*Task objective*.
Examine the entries below, count the lines holding the string "numbers", and respond with the number only.

*Task inputs*.
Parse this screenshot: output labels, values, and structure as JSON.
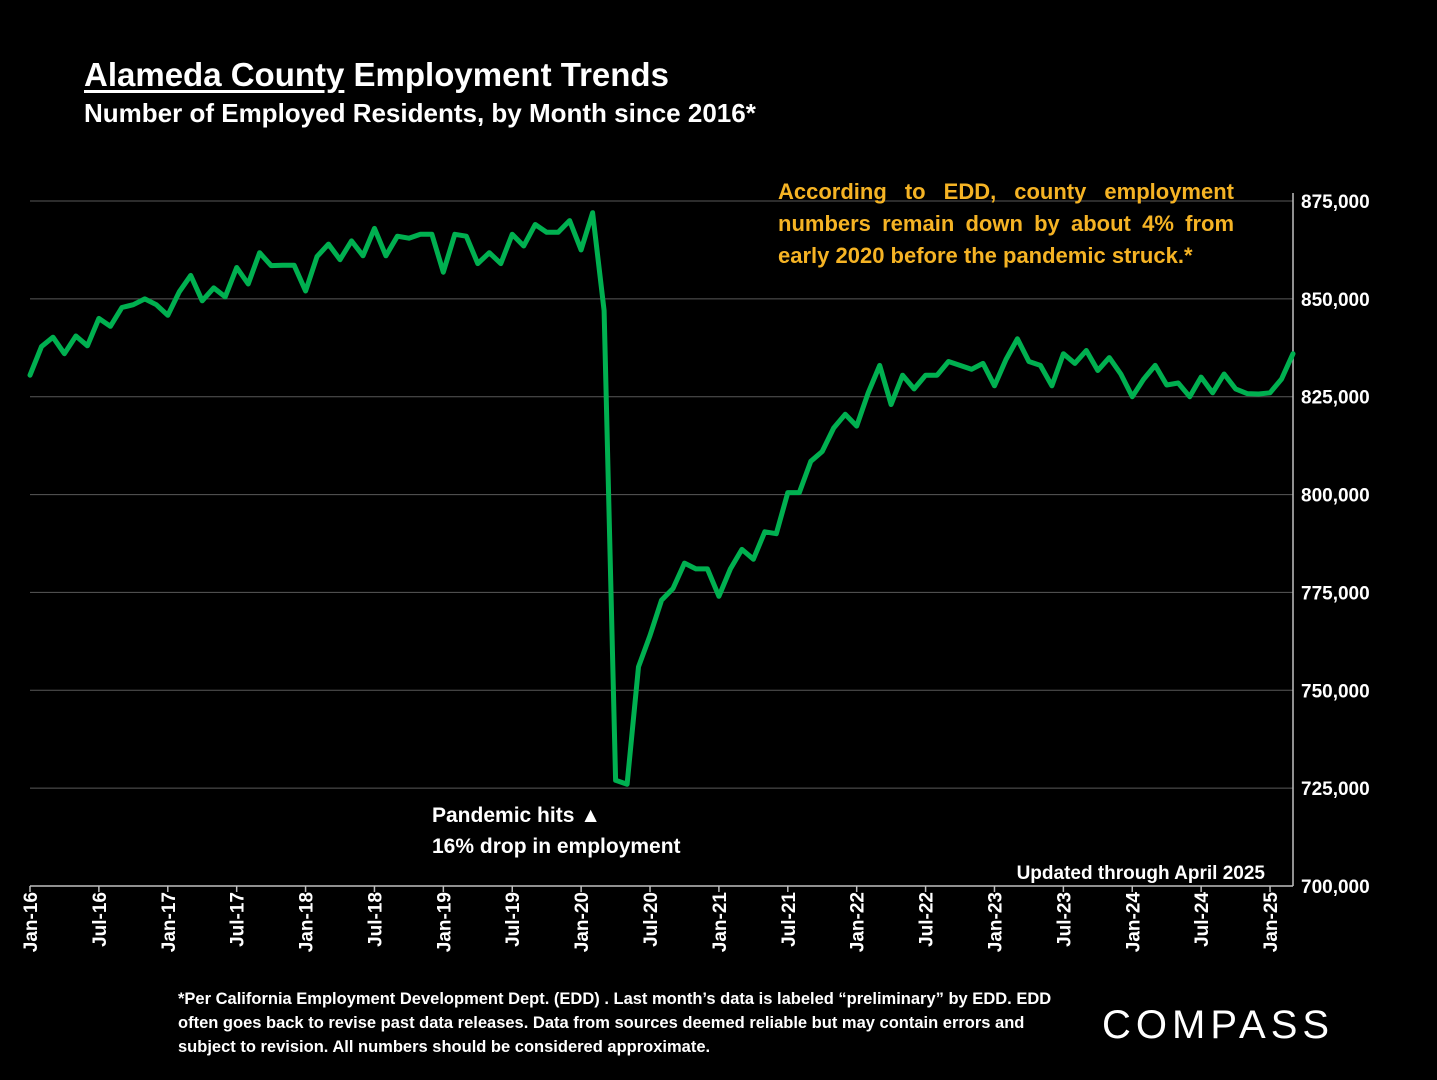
{
  "header": {
    "title_underlined": "Alameda County",
    "title_rest": " Employment Trends",
    "subtitle": "Number of Employed Residents, by Month since 2016*"
  },
  "callout": "According to EDD, county employment numbers remain down by about 4% from early 2020 before the pandemic struck.*",
  "annotations": {
    "pandemic_line1": "Pandemic hits ▲",
    "pandemic_line2": "16% drop in employment",
    "updated": "Updated through April 2025"
  },
  "footnote": "*Per California Employment Development Dept. (EDD) . Last month’s data is labeled “preliminary” by EDD. EDD often goes back to revise past data releases. Data from sources deemed reliable but may contain errors and subject to revision. All numbers should be considered approximate.",
  "logo": "COMPASS",
  "colors": {
    "background": "#000000",
    "line": "#00b050",
    "callout": "#f5b324",
    "grid": "#595959",
    "text": "#ffffff"
  },
  "chart_data": {
    "type": "line",
    "xlabels": [
      "Jan-16",
      "Jul-16",
      "Jan-17",
      "Jul-17",
      "Jan-18",
      "Jul-18",
      "Jan-19",
      "Jul-19",
      "Jan-20",
      "Jul-20",
      "Jan-21",
      "Jul-21",
      "Jan-22",
      "Jul-22",
      "Jan-23",
      "Jul-23",
      "Jan-24",
      "Jul-24",
      "Jan-25"
    ],
    "yticks": [
      "700,000",
      "725,000",
      "750,000",
      "775,000",
      "800,000",
      "825,000",
      "850,000",
      "875,000"
    ],
    "ylim": [
      700000,
      875000
    ],
    "y_axis_position": "right",
    "grid": true,
    "x_start": "Jan-16",
    "x_end": "Apr-25",
    "series": [
      {
        "values": [
          830500,
          837800,
          840200,
          836000,
          840500,
          838000,
          845000,
          843000,
          847800,
          848500,
          850000,
          848500,
          845800,
          851800,
          856000,
          849500,
          852800,
          850500,
          858000,
          853800,
          861800,
          858500,
          858600,
          858600,
          852000,
          860800,
          864000,
          860000,
          864800,
          861000,
          868000,
          861000,
          866000,
          865500,
          866500,
          866500,
          856800,
          866500,
          866000,
          859000,
          861800,
          859000,
          866500,
          863500,
          869000,
          867000,
          867000,
          870000,
          862500,
          872000,
          847000,
          727000,
          726000,
          756000,
          764000,
          773000,
          776000,
          782500,
          781000,
          781000,
          774000,
          781000,
          786000,
          783500,
          790500,
          790000,
          800500,
          800500,
          808500,
          811000,
          817000,
          820500,
          817500,
          826000,
          833000,
          823000,
          830500,
          827000,
          830500,
          830500,
          834000,
          833000,
          832000,
          833500,
          827800,
          834500,
          839800,
          834000,
          833000,
          827800,
          836000,
          833500,
          836800,
          831700,
          835000,
          830800,
          825000,
          829500,
          833000,
          828000,
          828500,
          825000,
          830000,
          826000,
          830800,
          827000,
          825800,
          825700,
          826000,
          829500,
          836000
        ]
      }
    ]
  }
}
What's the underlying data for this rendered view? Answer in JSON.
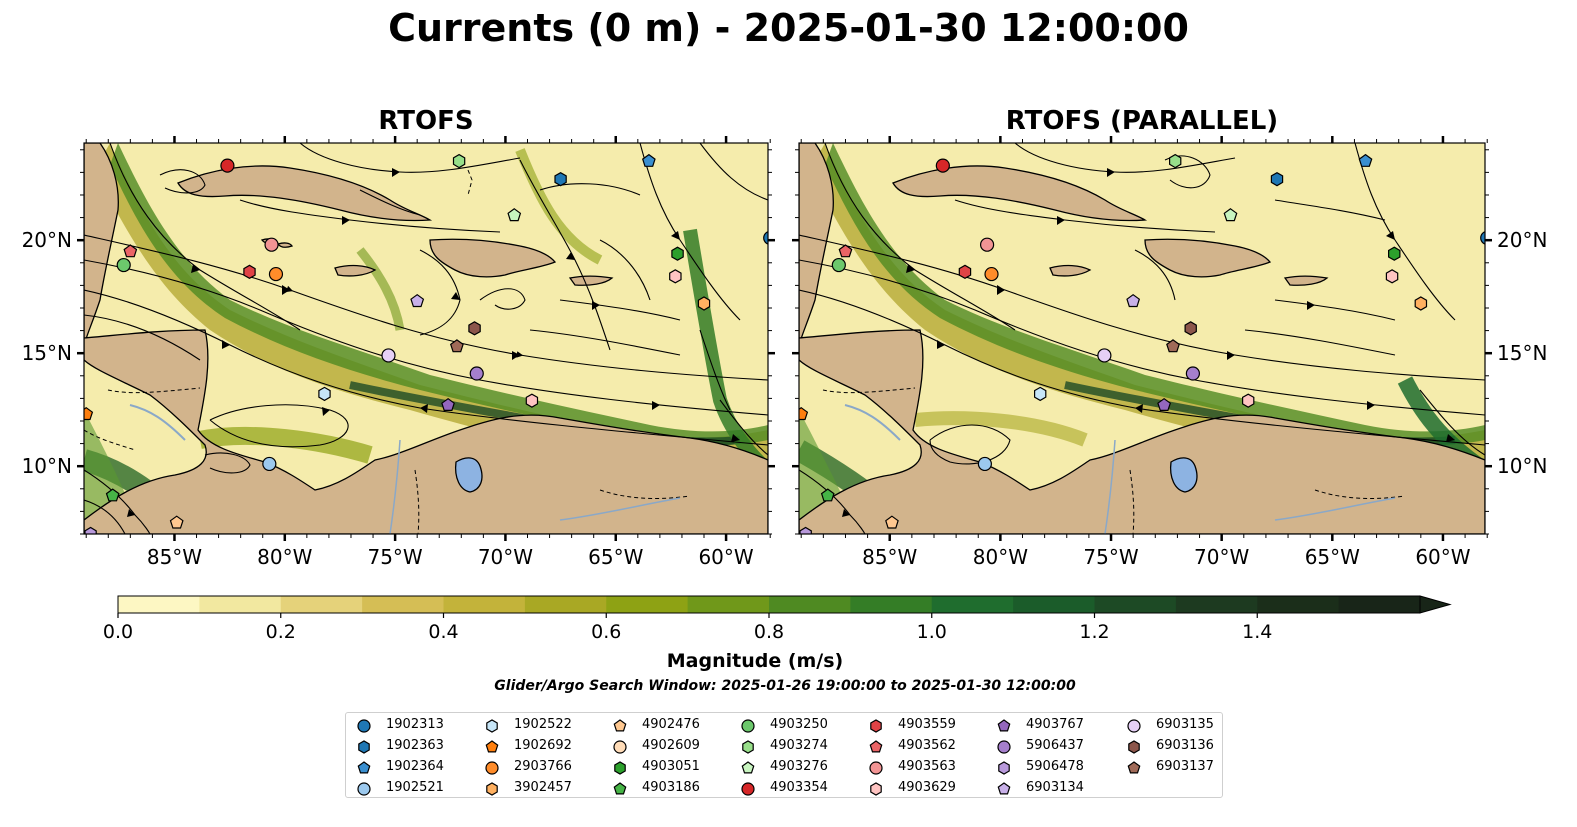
{
  "title": "Currents (0 m) - 2025-01-30 12:00:00",
  "panels": [
    {
      "title": "RTOFS"
    },
    {
      "title": "RTOFS (PARALLEL)"
    }
  ],
  "axes": {
    "lon_ticks": [
      "85°W",
      "80°W",
      "75°W",
      "70°W",
      "65°W",
      "60°W"
    ],
    "lat_ticks": [
      "20°N",
      "15°N",
      "10°N"
    ]
  },
  "colorbar": {
    "label": "Magnitude (m/s)",
    "range": [
      0.0,
      1.6
    ],
    "ticks": [
      "0.0",
      "0.2",
      "0.4",
      "0.6",
      "0.8",
      "1.0",
      "1.2",
      "1.4"
    ],
    "extend": "max",
    "colors": [
      "#fdf7c3",
      "#f2e8a0",
      "#e5d27a",
      "#d5be55",
      "#c3b33a",
      "#a9a824",
      "#8ea214",
      "#70981a",
      "#4f8a22",
      "#347d26",
      "#1f6d2e",
      "#1b5c2a",
      "#1d4a25",
      "#1d3a20",
      "#1b2e1a",
      "#182518"
    ]
  },
  "search_window": "Glider/Argo Search Window: 2025-01-26 19:00:00 to 2025-01-30 12:00:00",
  "legend": [
    {
      "id": "1902313",
      "color": "#1f77b4",
      "marker": "circle"
    },
    {
      "id": "1902363",
      "color": "#1f77b4",
      "marker": "hexagon"
    },
    {
      "id": "1902364",
      "color": "#3a8fd0",
      "marker": "pentagon"
    },
    {
      "id": "1902521",
      "color": "#9cc9ee",
      "marker": "circle"
    },
    {
      "id": "1902522",
      "color": "#c7e6f8",
      "marker": "hexagon"
    },
    {
      "id": "1902692",
      "color": "#ff7f0e",
      "marker": "pentagon"
    },
    {
      "id": "2903766",
      "color": "#ff8c2a",
      "marker": "circle"
    },
    {
      "id": "3902457",
      "color": "#ffb060",
      "marker": "hexagon"
    },
    {
      "id": "4902476",
      "color": "#ffc890",
      "marker": "pentagon"
    },
    {
      "id": "4902609",
      "color": "#ffdcb8",
      "marker": "circle"
    },
    {
      "id": "4903051",
      "color": "#2ca02c",
      "marker": "hexagon"
    },
    {
      "id": "4903186",
      "color": "#46b446",
      "marker": "pentagon"
    },
    {
      "id": "4903250",
      "color": "#6cc86c",
      "marker": "circle"
    },
    {
      "id": "4903274",
      "color": "#98df8a",
      "marker": "hexagon"
    },
    {
      "id": "4903276",
      "color": "#c8f5c0",
      "marker": "pentagon"
    },
    {
      "id": "4903354",
      "color": "#d62728",
      "marker": "circle"
    },
    {
      "id": "4903559",
      "color": "#e04346",
      "marker": "hexagon"
    },
    {
      "id": "4903562",
      "color": "#ea6466",
      "marker": "pentagon"
    },
    {
      "id": "4903563",
      "color": "#f29494",
      "marker": "circle"
    },
    {
      "id": "4903629",
      "color": "#ffc4c2",
      "marker": "hexagon"
    },
    {
      "id": "4903767",
      "color": "#9467bd",
      "marker": "pentagon"
    },
    {
      "id": "5906437",
      "color": "#a57fcc",
      "marker": "circle"
    },
    {
      "id": "5906478",
      "color": "#b899db",
      "marker": "hexagon"
    },
    {
      "id": "6903134",
      "color": "#c8b0e8",
      "marker": "pentagon"
    },
    {
      "id": "6903135",
      "color": "#e6d0f6",
      "marker": "circle"
    },
    {
      "id": "6903136",
      "color": "#8c564b",
      "marker": "hexagon"
    },
    {
      "id": "6903137",
      "color": "#a06a58",
      "marker": "pentagon"
    }
  ],
  "floats": [
    {
      "id": "4903354",
      "lon": -82.6,
      "lat": 23.3
    },
    {
      "id": "4903274",
      "lon": -72.1,
      "lat": 23.5
    },
    {
      "id": "1902364",
      "lon": -63.5,
      "lat": 23.5
    },
    {
      "id": "1902363",
      "lon": -67.5,
      "lat": 22.7
    },
    {
      "id": "4903276",
      "lon": -69.6,
      "lat": 21.1
    },
    {
      "id": "1902313",
      "lon": -58.0,
      "lat": 20.1
    },
    {
      "id": "4903562",
      "lon": -87.0,
      "lat": 19.5
    },
    {
      "id": "4903250",
      "lon": -87.3,
      "lat": 18.9
    },
    {
      "id": "4903563",
      "lon": -80.6,
      "lat": 19.8
    },
    {
      "id": "4903559",
      "lon": -81.6,
      "lat": 18.6
    },
    {
      "id": "2903766",
      "lon": -80.4,
      "lat": 18.5
    },
    {
      "id": "4903051",
      "lon": -62.2,
      "lat": 19.4
    },
    {
      "id": "4903629",
      "lon": -62.3,
      "lat": 18.4
    },
    {
      "id": "3902457",
      "lon": -61.0,
      "lat": 17.2
    },
    {
      "id": "6903134",
      "lon": -74.0,
      "lat": 17.3
    },
    {
      "id": "6903136",
      "lon": -71.4,
      "lat": 16.1
    },
    {
      "id": "6903137",
      "lon": -72.2,
      "lat": 15.3
    },
    {
      "id": "6903135",
      "lon": -75.3,
      "lat": 14.9
    },
    {
      "id": "5906437",
      "lon": -71.3,
      "lat": 14.1
    },
    {
      "id": "1902522",
      "lon": -78.2,
      "lat": 13.2
    },
    {
      "id": "4903629",
      "lon": -68.8,
      "lat": 12.9
    },
    {
      "id": "4903767",
      "lon": -72.6,
      "lat": 12.7
    },
    {
      "id": "1902692",
      "lon": -89.0,
      "lat": 12.3
    },
    {
      "id": "1902521",
      "lon": -80.7,
      "lat": 10.1
    },
    {
      "id": "4903186",
      "lon": -87.8,
      "lat": 8.7
    },
    {
      "id": "4902476",
      "lon": -84.9,
      "lat": 7.5
    },
    {
      "id": "5906478",
      "lon": -88.8,
      "lat": 7.0
    }
  ]
}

*Correct response*.
2